=== What is expected ===
What is the number of lines containing the string "color"? Answer with the number only.

=== Data records ===
**********

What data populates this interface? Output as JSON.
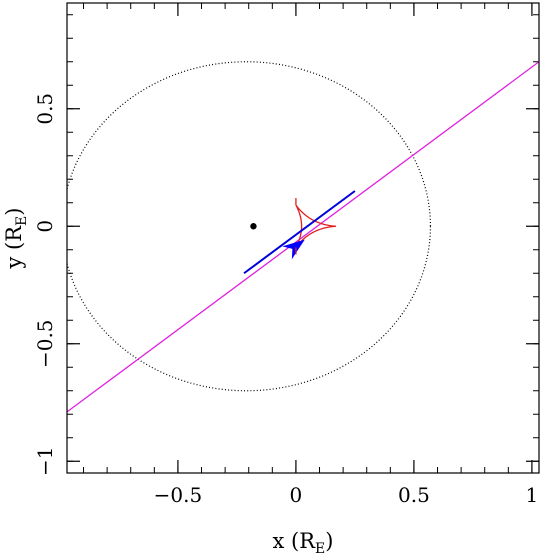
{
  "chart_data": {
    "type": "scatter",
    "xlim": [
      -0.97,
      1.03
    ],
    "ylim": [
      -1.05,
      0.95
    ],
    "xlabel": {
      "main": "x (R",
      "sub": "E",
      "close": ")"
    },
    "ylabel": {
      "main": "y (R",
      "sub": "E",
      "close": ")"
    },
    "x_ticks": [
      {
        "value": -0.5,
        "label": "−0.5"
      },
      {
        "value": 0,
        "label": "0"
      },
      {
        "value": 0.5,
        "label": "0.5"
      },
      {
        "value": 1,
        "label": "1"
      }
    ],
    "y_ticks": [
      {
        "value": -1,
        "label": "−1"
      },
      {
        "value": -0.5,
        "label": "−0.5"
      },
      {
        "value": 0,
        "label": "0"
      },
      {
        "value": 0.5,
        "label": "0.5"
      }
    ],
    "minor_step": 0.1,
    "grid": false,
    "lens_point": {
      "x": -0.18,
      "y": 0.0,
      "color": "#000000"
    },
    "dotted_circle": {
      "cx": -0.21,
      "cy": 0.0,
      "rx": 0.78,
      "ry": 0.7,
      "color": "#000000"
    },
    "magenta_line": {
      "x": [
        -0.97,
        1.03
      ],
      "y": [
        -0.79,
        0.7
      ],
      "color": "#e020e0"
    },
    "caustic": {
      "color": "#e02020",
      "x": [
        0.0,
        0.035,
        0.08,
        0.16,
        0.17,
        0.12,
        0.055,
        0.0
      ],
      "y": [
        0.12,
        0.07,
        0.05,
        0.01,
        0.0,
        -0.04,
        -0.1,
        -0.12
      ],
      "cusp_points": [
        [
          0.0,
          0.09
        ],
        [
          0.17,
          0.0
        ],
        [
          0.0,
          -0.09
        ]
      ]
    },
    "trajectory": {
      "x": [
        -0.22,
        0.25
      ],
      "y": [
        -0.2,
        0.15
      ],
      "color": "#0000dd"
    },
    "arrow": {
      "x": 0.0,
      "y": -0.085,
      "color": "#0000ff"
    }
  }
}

**********

=== Response to this exercise ===
6